Aim of the task: All lines in the data bearing the string "feet" should be identified and copied.

Dataset records
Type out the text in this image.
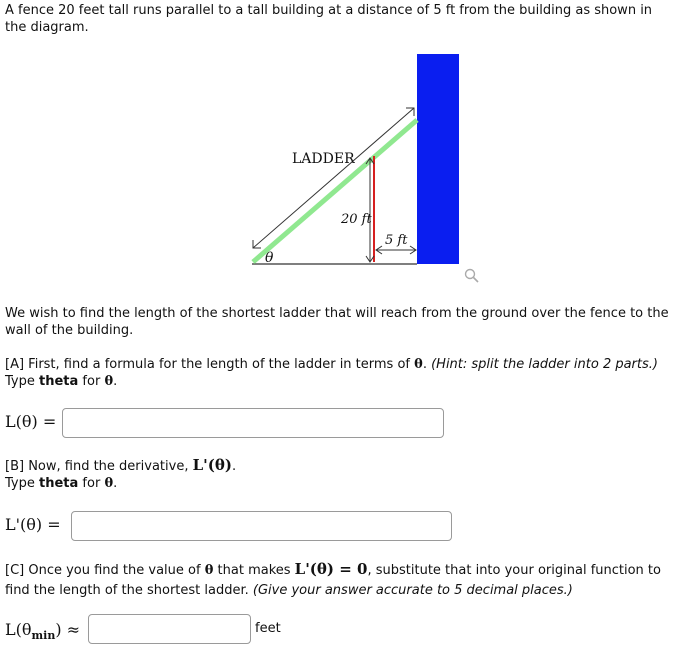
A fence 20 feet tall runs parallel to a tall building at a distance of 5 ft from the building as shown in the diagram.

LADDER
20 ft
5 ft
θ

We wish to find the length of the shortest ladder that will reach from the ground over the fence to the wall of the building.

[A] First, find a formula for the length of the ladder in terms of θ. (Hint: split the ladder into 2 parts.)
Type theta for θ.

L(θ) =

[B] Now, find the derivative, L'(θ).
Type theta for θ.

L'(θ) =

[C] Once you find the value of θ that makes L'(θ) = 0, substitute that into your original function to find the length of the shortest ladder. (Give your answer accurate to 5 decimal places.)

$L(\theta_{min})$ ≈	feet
--
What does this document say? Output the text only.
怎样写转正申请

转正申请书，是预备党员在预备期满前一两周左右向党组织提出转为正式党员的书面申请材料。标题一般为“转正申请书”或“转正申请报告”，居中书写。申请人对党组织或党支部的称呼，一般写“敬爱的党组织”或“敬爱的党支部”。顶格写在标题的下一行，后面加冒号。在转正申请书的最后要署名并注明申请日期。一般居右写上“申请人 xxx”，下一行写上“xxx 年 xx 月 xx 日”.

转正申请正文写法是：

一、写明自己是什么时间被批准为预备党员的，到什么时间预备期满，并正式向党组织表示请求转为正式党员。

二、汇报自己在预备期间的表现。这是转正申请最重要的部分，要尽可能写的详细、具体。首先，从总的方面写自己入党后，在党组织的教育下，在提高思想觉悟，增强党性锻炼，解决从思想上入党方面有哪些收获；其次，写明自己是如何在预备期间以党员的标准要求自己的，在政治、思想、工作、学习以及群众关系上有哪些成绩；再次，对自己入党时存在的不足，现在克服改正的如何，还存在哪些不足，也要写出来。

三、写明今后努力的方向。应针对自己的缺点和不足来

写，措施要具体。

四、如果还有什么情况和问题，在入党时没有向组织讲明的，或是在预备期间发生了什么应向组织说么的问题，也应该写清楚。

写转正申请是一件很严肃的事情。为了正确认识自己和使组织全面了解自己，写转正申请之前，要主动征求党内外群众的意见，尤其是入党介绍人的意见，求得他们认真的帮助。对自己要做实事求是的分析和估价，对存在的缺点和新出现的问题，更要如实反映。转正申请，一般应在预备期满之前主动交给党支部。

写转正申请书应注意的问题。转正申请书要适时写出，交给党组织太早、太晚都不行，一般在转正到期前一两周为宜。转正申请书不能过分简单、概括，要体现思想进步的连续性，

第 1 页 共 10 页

Reply:
A fence 20 feet tall runs parallel to a tall building at a distance of 5 ft from the building as shown in the diagram.
$L(\theta_{min})$ ≈	feet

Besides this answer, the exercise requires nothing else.